[What the task requires]
Write out the listing below exactly, and omit any images you find in it.

[Provided entries]
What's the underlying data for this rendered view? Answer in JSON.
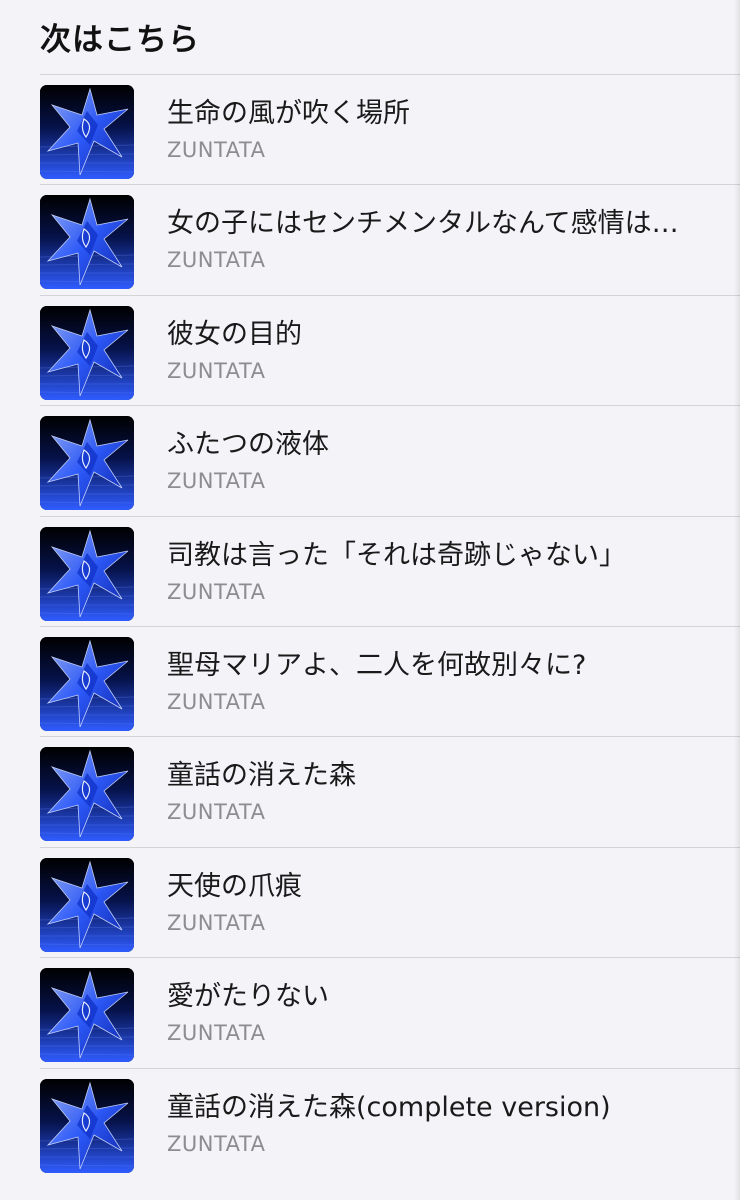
{
  "header": {
    "title": "次はこちら"
  },
  "artwork": {
    "icon": "blue-star-album-art",
    "accent": "#2f5cff",
    "background": "#000000"
  },
  "tracks": [
    {
      "title": "生命の風が吹く場所",
      "artist": "ZUNTATA"
    },
    {
      "title": "女の子にはセンチメンタルなんて感情は…",
      "artist": "ZUNTATA"
    },
    {
      "title": "彼女の目的",
      "artist": "ZUNTATA"
    },
    {
      "title": "ふたつの液体",
      "artist": "ZUNTATA"
    },
    {
      "title": "司教は言った「それは奇跡じゃない」",
      "artist": "ZUNTATA"
    },
    {
      "title": "聖母マリアよ、二人を何故別々に?",
      "artist": "ZUNTATA"
    },
    {
      "title": "童話の消えた森",
      "artist": "ZUNTATA"
    },
    {
      "title": "天使の爪痕",
      "artist": "ZUNTATA"
    },
    {
      "title": "愛がたりない",
      "artist": "ZUNTATA"
    },
    {
      "title": "童話の消えた森(complete version)",
      "artist": "ZUNTATA"
    }
  ]
}
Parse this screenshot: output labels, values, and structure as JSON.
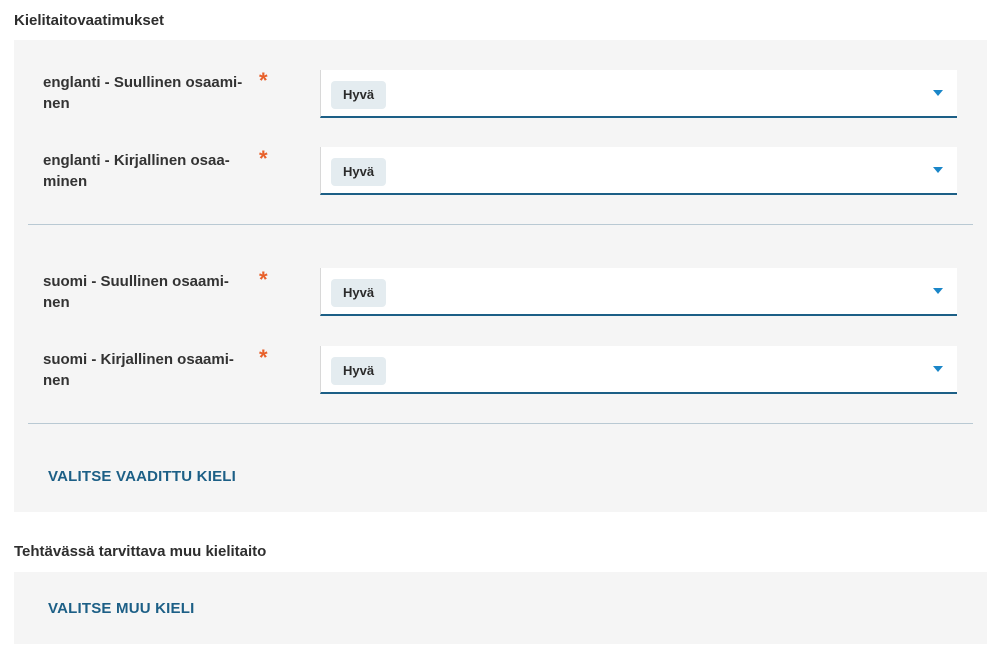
{
  "language_requirements": {
    "title": "Kielitaitovaatimukset",
    "groups": [
      {
        "rows": [
          {
            "label": "englanti - Suullinen osaami-nen",
            "label_line1": "englanti - Suullinen osaami-",
            "label_line2": "nen",
            "required_marker": "*",
            "value": "Hyvä"
          },
          {
            "label": "englanti - Kirjallinen osaa-minen",
            "label_line1": "englanti - Kirjallinen osaa-",
            "label_line2": "minen",
            "required_marker": "*",
            "value": "Hyvä"
          }
        ]
      },
      {
        "rows": [
          {
            "label": "suomi - Suullinen osaami-nen",
            "label_line1": "suomi - Suullinen osaami-",
            "label_line2": "nen",
            "required_marker": "*",
            "value": "Hyvä"
          },
          {
            "label": "suomi - Kirjallinen osaami-nen",
            "label_line1": "suomi - Kirjallinen osaami-",
            "label_line2": "nen",
            "required_marker": "*",
            "value": "Hyvä"
          }
        ]
      }
    ],
    "add_button_label": "VALITSE VAADITTU KIELI"
  },
  "other_language": {
    "title": "Tehtävässä tarvittava muu kielitaito",
    "add_button_label": "VALITSE MUU KIELI"
  },
  "colors": {
    "panel_bg": "#f5f5f5",
    "accent": "#1c5f86",
    "caret": "#1a86c8",
    "required": "#e8602a",
    "chip_bg": "#e4ecf0"
  },
  "icons": {
    "dropdown": "chevron-down-icon"
  }
}
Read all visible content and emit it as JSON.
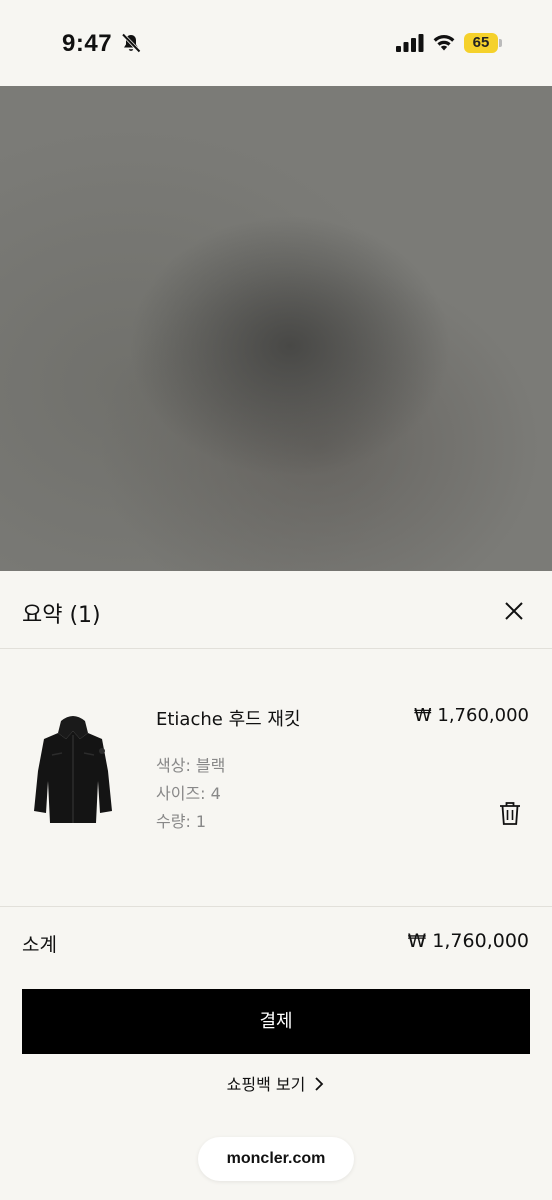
{
  "status_bar": {
    "time": "9:47",
    "battery": "65"
  },
  "summary": {
    "title": "요약 (1)"
  },
  "item": {
    "name": "Etiache 후드 재킷",
    "price": "₩ 1,760,000",
    "color": "색상: 블랙",
    "size": "사이즈: 4",
    "quantity": "수량: 1"
  },
  "subtotal": {
    "label": "소계",
    "value": "₩ 1,760,000"
  },
  "actions": {
    "checkout": "결제",
    "view_bag": "쇼핑백 보기"
  },
  "browser": {
    "url": "moncler.com"
  },
  "icons": {
    "silent": "bell-slash-icon",
    "signal": "cellular-signal-icon",
    "wifi": "wifi-icon",
    "close": "close-icon",
    "delete": "trash-icon",
    "chevron": "chevron-right-icon"
  },
  "colors": {
    "battery": "#f5d12b",
    "checkout_button": "#000000",
    "background": "#f7f6f2"
  }
}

[Exercise solution]
What's the underlying data for this rendered view? Answer in JSON.
{
  "header": {
    "title": "次はこちら"
  },
  "artwork": {
    "icon": "blue-star-album-art",
    "accent": "#2f5cff",
    "background": "#000000"
  },
  "tracks": [
    {
      "title": "生命の風が吹く場所",
      "artist": "ZUNTATA"
    },
    {
      "title": "女の子にはセンチメンタルなんて感情は…",
      "artist": "ZUNTATA"
    },
    {
      "title": "彼女の目的",
      "artist": "ZUNTATA"
    },
    {
      "title": "ふたつの液体",
      "artist": "ZUNTATA"
    },
    {
      "title": "司教は言った「それは奇跡じゃない」",
      "artist": "ZUNTATA"
    },
    {
      "title": "聖母マリアよ、二人を何故別々に?",
      "artist": "ZUNTATA"
    },
    {
      "title": "童話の消えた森",
      "artist": "ZUNTATA"
    },
    {
      "title": "天使の爪痕",
      "artist": "ZUNTATA"
    },
    {
      "title": "愛がたりない",
      "artist": "ZUNTATA"
    },
    {
      "title": "童話の消えた森(complete version)",
      "artist": "ZUNTATA"
    }
  ]
}
Parse this screenshot: output labels, values, and structure as JSON.
{
  "language_requirements": {
    "title": "Kielitaitovaatimukset",
    "groups": [
      {
        "rows": [
          {
            "label": "englanti - Suullinen osaami-nen",
            "label_line1": "englanti - Suullinen osaami-",
            "label_line2": "nen",
            "required_marker": "*",
            "value": "Hyvä"
          },
          {
            "label": "englanti - Kirjallinen osaa-minen",
            "label_line1": "englanti - Kirjallinen osaa-",
            "label_line2": "minen",
            "required_marker": "*",
            "value": "Hyvä"
          }
        ]
      },
      {
        "rows": [
          {
            "label": "suomi - Suullinen osaami-nen",
            "label_line1": "suomi - Suullinen osaami-",
            "label_line2": "nen",
            "required_marker": "*",
            "value": "Hyvä"
          },
          {
            "label": "suomi - Kirjallinen osaami-nen",
            "label_line1": "suomi - Kirjallinen osaami-",
            "label_line2": "nen",
            "required_marker": "*",
            "value": "Hyvä"
          }
        ]
      }
    ],
    "add_button_label": "VALITSE VAADITTU KIELI"
  },
  "other_language": {
    "title": "Tehtävässä tarvittava muu kielitaito",
    "add_button_label": "VALITSE MUU KIELI"
  },
  "colors": {
    "panel_bg": "#f5f5f5",
    "accent": "#1c5f86",
    "caret": "#1a86c8",
    "required": "#e8602a",
    "chip_bg": "#e4ecf0"
  },
  "icons": {
    "dropdown": "chevron-down-icon"
  }
}
Read all visible content and emit it as JSON.
{
  "status_bar": {
    "time": "9:47",
    "battery": "65"
  },
  "summary": {
    "title": "요약 (1)"
  },
  "item": {
    "name": "Etiache 후드 재킷",
    "price": "₩ 1,760,000",
    "color": "색상: 블랙",
    "size": "사이즈: 4",
    "quantity": "수량: 1"
  },
  "subtotal": {
    "label": "소계",
    "value": "₩ 1,760,000"
  },
  "actions": {
    "checkout": "결제",
    "view_bag": "쇼핑백 보기"
  },
  "browser": {
    "url": "moncler.com"
  },
  "icons": {
    "silent": "bell-slash-icon",
    "signal": "cellular-signal-icon",
    "wifi": "wifi-icon",
    "close": "close-icon",
    "delete": "trash-icon",
    "chevron": "chevron-right-icon"
  },
  "colors": {
    "battery": "#f5d12b",
    "checkout_button": "#000000",
    "background": "#f7f6f2"
  }
}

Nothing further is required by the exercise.